Work instructions:
Locate every line that holds the string "probability" and copy it.

Chart and figure data:
━━━━━━━━━━━━━━━━━━━━━━━━━━━━━━
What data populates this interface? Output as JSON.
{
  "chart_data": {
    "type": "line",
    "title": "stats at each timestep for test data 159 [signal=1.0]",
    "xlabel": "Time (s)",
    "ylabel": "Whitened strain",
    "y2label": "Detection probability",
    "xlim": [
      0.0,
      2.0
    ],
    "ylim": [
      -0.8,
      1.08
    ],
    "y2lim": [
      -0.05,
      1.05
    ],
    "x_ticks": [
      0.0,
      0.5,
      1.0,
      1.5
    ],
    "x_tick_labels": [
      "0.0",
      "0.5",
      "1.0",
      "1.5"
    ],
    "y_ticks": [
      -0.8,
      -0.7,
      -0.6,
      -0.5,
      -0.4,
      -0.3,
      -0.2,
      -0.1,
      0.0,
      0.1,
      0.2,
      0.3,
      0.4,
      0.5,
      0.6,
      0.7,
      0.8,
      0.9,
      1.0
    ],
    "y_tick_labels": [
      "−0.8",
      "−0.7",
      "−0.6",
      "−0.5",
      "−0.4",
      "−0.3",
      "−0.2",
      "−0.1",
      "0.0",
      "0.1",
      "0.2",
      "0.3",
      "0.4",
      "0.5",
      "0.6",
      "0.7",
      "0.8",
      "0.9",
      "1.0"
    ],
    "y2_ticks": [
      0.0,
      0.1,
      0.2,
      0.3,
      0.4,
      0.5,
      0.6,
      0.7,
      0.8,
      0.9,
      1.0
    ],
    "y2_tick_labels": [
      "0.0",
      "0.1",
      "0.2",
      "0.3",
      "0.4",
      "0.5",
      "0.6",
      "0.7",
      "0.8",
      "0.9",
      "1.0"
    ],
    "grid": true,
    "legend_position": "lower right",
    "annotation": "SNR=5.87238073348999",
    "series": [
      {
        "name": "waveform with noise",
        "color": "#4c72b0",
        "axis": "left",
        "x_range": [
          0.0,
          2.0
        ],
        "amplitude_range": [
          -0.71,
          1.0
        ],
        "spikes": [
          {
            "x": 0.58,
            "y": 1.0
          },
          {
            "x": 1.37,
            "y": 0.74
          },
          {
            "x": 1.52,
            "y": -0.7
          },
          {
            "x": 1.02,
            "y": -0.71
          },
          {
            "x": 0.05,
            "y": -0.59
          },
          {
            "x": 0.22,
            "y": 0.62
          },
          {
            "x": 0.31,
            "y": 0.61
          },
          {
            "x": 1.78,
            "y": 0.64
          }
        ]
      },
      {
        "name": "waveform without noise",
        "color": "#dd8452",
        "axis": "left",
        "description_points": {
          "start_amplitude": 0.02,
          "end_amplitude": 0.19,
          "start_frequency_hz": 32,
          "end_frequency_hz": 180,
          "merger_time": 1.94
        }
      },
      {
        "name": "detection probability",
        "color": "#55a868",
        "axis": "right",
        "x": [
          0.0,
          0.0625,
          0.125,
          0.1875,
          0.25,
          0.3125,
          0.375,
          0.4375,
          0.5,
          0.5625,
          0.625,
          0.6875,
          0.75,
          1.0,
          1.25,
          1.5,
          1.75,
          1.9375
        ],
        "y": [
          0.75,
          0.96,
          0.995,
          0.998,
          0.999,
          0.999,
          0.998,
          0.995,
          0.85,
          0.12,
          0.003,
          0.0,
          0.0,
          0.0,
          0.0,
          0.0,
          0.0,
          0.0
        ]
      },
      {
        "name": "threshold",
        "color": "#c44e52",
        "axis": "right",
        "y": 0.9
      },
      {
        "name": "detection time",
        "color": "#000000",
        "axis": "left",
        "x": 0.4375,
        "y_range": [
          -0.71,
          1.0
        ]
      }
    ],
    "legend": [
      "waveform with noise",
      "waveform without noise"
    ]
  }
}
━━━━━━━━━━━━━━━━━━━━━━━━━━━━━━
Answer to the task:
    "y2label": "Detection probability",
        "name": "detection probability",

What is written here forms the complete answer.